"""

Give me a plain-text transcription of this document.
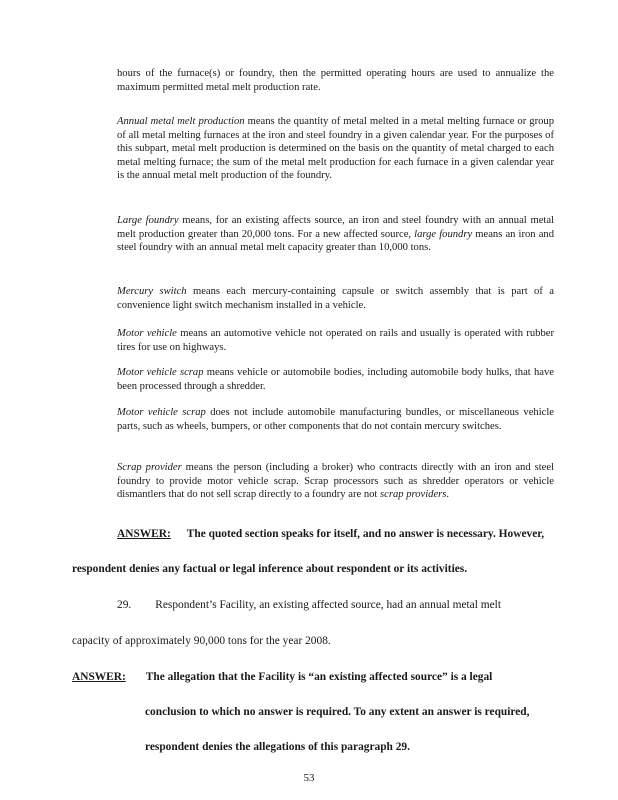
hours of the furnace(s) or foundry, then the permitted operating hours are used to annualize the maximum permitted metal melt production rate.

Annual metal melt production means the quantity of metal melted in a metal melting furnace or group of all metal melting furnaces at the iron and steel foundry in a given calendar year. For the purposes of this subpart, metal melt production is determined on the basis on the quantity of metal charged to each metal melting furnace; the sum of the metal melt production for each furnace in a given calendar year is the annual metal melt production of the foundry.

Large foundry means, for an existing affects source, an iron and steel foundry with an annual metal melt production greater than 20,000 tons. For a new affected source, large foundry means an iron and steel foundry with an annual metal melt capacity greater than 10,000 tons.

Mercury switch means each mercury-containing capsule or switch assembly that is part of a convenience light switch mechanism installed in a vehicle.

Motor vehicle means an automotive vehicle not operated on rails and usually is operated with rubber tires for use on highways.

Motor vehicle scrap means vehicle or automobile bodies, including automobile body hulks, that have been processed through a shredder.

Motor vehicle scrap does not include automobile manufacturing bundles, or miscellaneous vehicle parts, such as wheels, bumpers, or other components that do not contain mercury switches.

Scrap provider means the person (including a broker) who contracts directly with an iron and steel foundry to provide motor vehicle scrap. Scrap processors such as shredder operators or vehicle dismantlers that do not sell scrap directly to a foundry are not scrap providers.

ANSWER: The quoted section speaks for itself, and no answer is necessary. However,

respondent denies any factual or legal inference about respondent or its activities.

29. Respondent’s Facility, an existing affected source, had an annual metal melt

capacity of approximately 90,000 tons for the year 2008.

ANSWER: The allegation that the Facility is “an existing affected source” is a legal

conclusion to which no answer is required. To any extent an answer is required,

respondent denies the allegations of this paragraph 29.

53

"""

> **TASK GOAL**: Every record gets retyped exactly; no picture goes into the copy.

> **COMPLETED EXERCISE**:
Give me a plain-text transcription of this document.
hours of the furnace(s) or foundry, then the permitted operating hours are used to annualize the maximum permitted metal melt production rate.

Annual metal melt production means the quantity of metal melted in a metal melting furnace or group of all metal melting furnaces at the iron and steel foundry in a given calendar year. For the purposes of this subpart, metal melt production is determined on the basis on the quantity of metal charged to each metal melting furnace; the sum of the metal melt production for each furnace in a given calendar year is the annual metal melt production of the foundry.

Large foundry means, for an existing affects source, an iron and steel foundry with an annual metal melt production greater than 20,000 tons. For a new affected source, large foundry means an iron and steel foundry with an annual metal melt capacity greater than 10,000 tons.

Mercury switch means each mercury-containing capsule or switch assembly that is part of a convenience light switch mechanism installed in a vehicle.

Motor vehicle means an automotive vehicle not operated on rails and usually is operated with rubber tires for use on highways.

Motor vehicle scrap means vehicle or automobile bodies, including automobile body hulks, that have been processed through a shredder.

Motor vehicle scrap does not include automobile manufacturing bundles, or miscellaneous vehicle parts, such as wheels, bumpers, or other components that do not contain mercury switches.

Scrap provider means the person (including a broker) who contracts directly with an iron and steel foundry to provide motor vehicle scrap. Scrap processors such as shredder operators or vehicle dismantlers that do not sell scrap directly to a foundry are not scrap providers.

ANSWER: The quoted section speaks for itself, and no answer is necessary. However,

respondent denies any factual or legal inference about respondent or its activities.

29. Respondent’s Facility, an existing affected source, had an annual metal melt

capacity of approximately 90,000 tons for the year 2008.

ANSWER: The allegation that the Facility is “an existing affected source” is a legal

conclusion to which no answer is required. To any extent an answer is required,

respondent denies the allegations of this paragraph 29.

53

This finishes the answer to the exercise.